### PETUNJUK LATIHAN
Lanjutkan tulisan tentang perbankan syariah di bawah ini, mulai setelah kalimat terakhirnya.

### KUTIPAN
========

Selasa, 19 Januari 2016

Menyiapkan Milestone Baru

Perbankan syariah mulai bersiap menyambut tahap baru dalam perkembangan bisnisnya. Beragam dukungan otoritas dan pemerintah mulai tahun depan akan bisa mendongkrak peran bank agar mampu menjadi penggerak ekonomi.

Jika membandingkan potensi yang ada dengan realisasi yang tercipta, memang sudah sepatutnya Indonesia bersedih. Apalagi ini soal industri keuangan syariah. Sebagai negara dengan penduduk muslim lebih dari 84 persen, industri keuangan syariah Indonesia masih menjadi mengekor alih-alih menjadi penggerak ekonomi.
Dengan market share yang dalam sepuluh tahun belakangan masih di bawah 5 persen, memang sulit bagi industri keuangan syariah khususnya perbankan untuk menjadi pemain penting dalam perekonomian. Oleh karena itu otoritas telah menyiapkan berbagai langkah agar sektor keuangan syariah bisa menjadi pemain yang diperhitungkan dalam menggerakkan ekonomi nasional.
Langkah yang pertama adalah mendongkrak pangsa pasar perbankan syariah.
Otoritas Jasa Keuangan (OJK) sudah menetapkan target pangsa pasar bank syariah dapat mencapai 15 persen dalam empat tahun ke depan dan tahun ini setidaknya bisa menyentuh angka lima persen. Sampai September, berdasarkan data Statistik Perbankan Indonesia aset bank syariah masih berada di angka Rp273,48 triliun, atau berada di kisaran 4,6 persen dibanding total aset perbankan secara keseluruhan.

========

### MATERI YANG DIBERIKAN
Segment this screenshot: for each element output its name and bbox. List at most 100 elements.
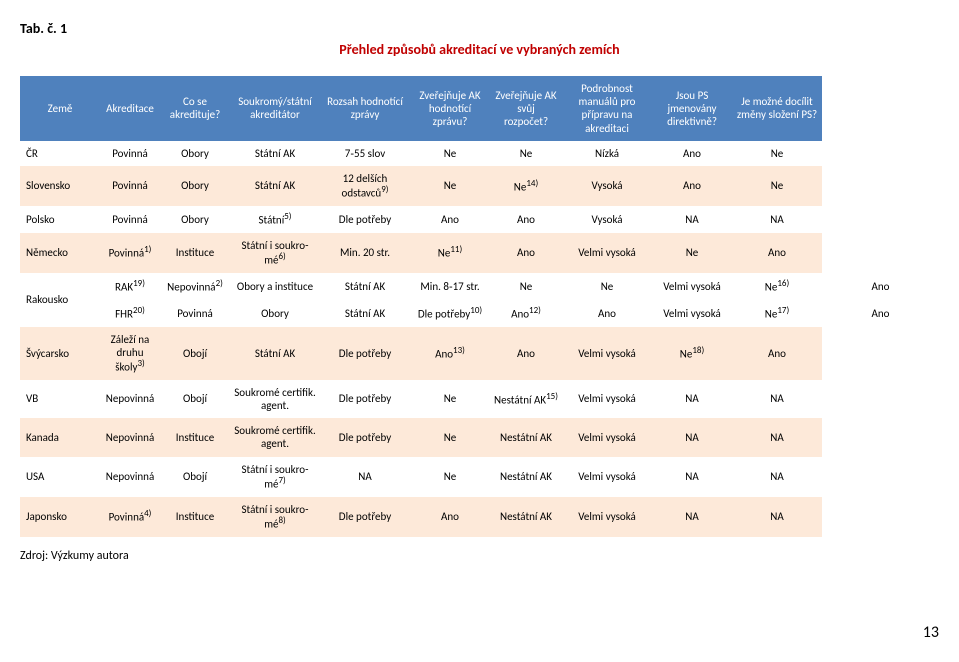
table-cell: Velmi vysoká <box>562 327 652 380</box>
table-cell: Vysoká <box>562 166 652 206</box>
table-cell: Ne <box>410 457 490 497</box>
table-cell: Ne <box>490 141 562 166</box>
country-cell: Švýcarsko <box>20 327 100 380</box>
table-cell: NA <box>652 457 732 497</box>
table-cell: Ne <box>410 141 490 166</box>
table-cell: Nestátní AK <box>490 418 562 456</box>
table-cell: Obory <box>230 300 320 327</box>
table-cell: Soukromé certi­fik. agent. <box>230 380 320 418</box>
table-cell: Obory <box>160 166 230 206</box>
table-cell: Instituce <box>160 497 230 537</box>
table-cell: Vysoká <box>562 206 652 233</box>
table-cell: 12 delších odstavců9) <box>320 166 410 206</box>
table-cell: Státní i soukro­mé7) <box>230 457 320 497</box>
table-cell: NA <box>732 457 822 497</box>
table-cell: Povinná <box>100 141 160 166</box>
table-cell: 7‐55 slov <box>320 141 410 166</box>
table-cell: Ano <box>732 327 822 380</box>
table-cell: NA <box>652 206 732 233</box>
table-cell: Státní AK <box>230 166 320 206</box>
table-row: RakouskoRAK19)Nepovinná2)Obory a institu… <box>20 273 939 300</box>
table-cell: Ano <box>652 141 732 166</box>
table-cell: NA <box>320 457 410 497</box>
table-cell: Ne <box>562 273 652 300</box>
table-cell: Ano <box>490 233 562 273</box>
table-cell: Obojí <box>160 457 230 497</box>
page-number: 13 <box>20 623 939 642</box>
table-cell: Ne11) <box>410 233 490 273</box>
table-cell: Ne16) <box>732 273 822 300</box>
table-header-cell: Rozsah hodno­tící zprávy <box>320 76 410 141</box>
table-cell: NA <box>732 418 822 456</box>
table-cell: Ano12) <box>490 300 562 327</box>
country-cell: Německo <box>20 233 100 273</box>
table-cell: Záleží na druhu školy3) <box>100 327 160 380</box>
table-cell: RAK19) <box>100 273 160 300</box>
table-row: JaponskoPovinná4)InstituceStátní i soukr… <box>20 497 939 537</box>
table-header-cell: Je možné docílit změ­ny složení PS? <box>732 76 822 141</box>
table-cell: Ano <box>822 273 939 300</box>
country-cell: Slovensko <box>20 166 100 206</box>
table-cell: Instituce <box>160 233 230 273</box>
table-row: NěmeckoPovinná1)InstituceStátní i soukro… <box>20 233 939 273</box>
table-cell: Ano <box>410 497 490 537</box>
table-cell: Nízká <box>562 141 652 166</box>
table-header-cell: Jsou PS jmenovány direktivně? <box>652 76 732 141</box>
table-cell: Obory a instituce <box>230 273 320 300</box>
table-header-cell: Zveřejňuje AK hodnotící zprávu? <box>410 76 490 141</box>
table-cell: Dle potřeby10) <box>410 300 490 327</box>
table-row: PolskoPovinnáOboryStátní5)Dle potřebyAno… <box>20 206 939 233</box>
table-cell: Nestátní AK15) <box>490 380 562 418</box>
table-cell: Povinná <box>160 300 230 327</box>
table-cell: Velmi vysoká <box>562 418 652 456</box>
table-cell: Dle potřeby <box>320 206 410 233</box>
table-cell: Ne <box>732 141 822 166</box>
table-title: Přehled způsobů akreditací ve vybraných … <box>20 41 939 58</box>
table-cell: Obojí <box>160 327 230 380</box>
table-cell: Ano <box>652 166 732 206</box>
table-cell: Ne <box>410 380 490 418</box>
table-cell: Nestátní AK <box>490 497 562 537</box>
accreditation-table: ZeměAkreditaceCo se akredituje?Soukromý/… <box>20 76 939 537</box>
table-cell: Obory <box>160 141 230 166</box>
table-cell: Ne <box>410 166 490 206</box>
table-cell: Ano <box>490 206 562 233</box>
table-cell: Ne14) <box>490 166 562 206</box>
table-cell: Povinná <box>100 166 160 206</box>
table-header-cell: Podrobnost manuálů pro přípravu na akred… <box>562 76 652 141</box>
table-cell: Nepovinná <box>100 418 160 456</box>
country-cell: Kanada <box>20 418 100 456</box>
table-cell: Velmi vysoká <box>562 457 652 497</box>
table-cell: NA <box>732 380 822 418</box>
table-cell: Povinná <box>100 206 160 233</box>
table-cell: Nepovinná <box>100 380 160 418</box>
table-row: SlovenskoPovinnáOboryStátní AK12 delších… <box>20 166 939 206</box>
country-cell: USA <box>20 457 100 497</box>
table-cell: NA <box>732 206 822 233</box>
table-cell: Nepovinná2) <box>160 273 230 300</box>
table-cell: Soukromé certi­fik. agent. <box>230 418 320 456</box>
table-row: VBNepovinnáObojíSoukromé certi­fik. agen… <box>20 380 939 418</box>
table-cell: Obojí <box>160 380 230 418</box>
country-cell: ČR <box>20 141 100 166</box>
table-row: KanadaNepovinnáInstituceSoukromé certi­f… <box>20 418 939 456</box>
table-cell: Nestátní AK <box>490 457 562 497</box>
table-header-row: ZeměAkreditaceCo se akredituje?Soukromý/… <box>20 76 939 141</box>
table-cell: FHR20) <box>100 300 160 327</box>
country-cell: Polsko <box>20 206 100 233</box>
table-cell: Dle potřeby <box>320 327 410 380</box>
table-cell: NA <box>652 380 732 418</box>
table-cell: Velmi vysoká <box>562 380 652 418</box>
table-cell: Povinná1) <box>100 233 160 273</box>
table-cell: Velmi vysoká <box>652 300 732 327</box>
table-row: FHR20)PovinnáOboryStátní AKDle potřeby10… <box>20 300 939 327</box>
table-header-cell: Akreditace <box>100 76 160 141</box>
table-cell: NA <box>732 497 822 537</box>
table-cell: Ne <box>410 418 490 456</box>
country-cell: VB <box>20 380 100 418</box>
table-cell: Ano <box>822 300 939 327</box>
table-cell: Velmi vysoká <box>562 497 652 537</box>
table-number: Tab. č. 1 <box>20 20 939 37</box>
table-cell: Dle potřeby <box>320 380 410 418</box>
table-cell: Dle potřeby <box>320 497 410 537</box>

========

### HASIL
“Bank syariah penetrasinya masih kecil. Dari 2008, pangsa pasarnya masih 5 persen dibandingkan bank konvensional. Bahkan tren market share menurun dari 4,89 persen di 2013 menjadi 4,67 persen hingga Mei 2015," kata Dhani Gunawan Idat, Direktur Penelitian, Pengembangan, Pengaturan, dan Perizinan Perbankan Syariah OJK.
Pangsa pasar keuangan syariah tentu sangat minim jika dibandingkan dengan konsumen yang mencapai 200 juta orang lebih. Sehingga bisa dipahami jika perbankan syariah belum mampu menjadi penggerak ekonomi.
“Dengan membandingkan dengan pengalaman negara lain, ketika pangsa pasar bank syariah lebih dari 10 persen, baru dapat menjadi penggerak perekonomian. Setidaknya hal ini terlihat di Malaysia dengan pangsa pasar 24 persen,” kata Dhani.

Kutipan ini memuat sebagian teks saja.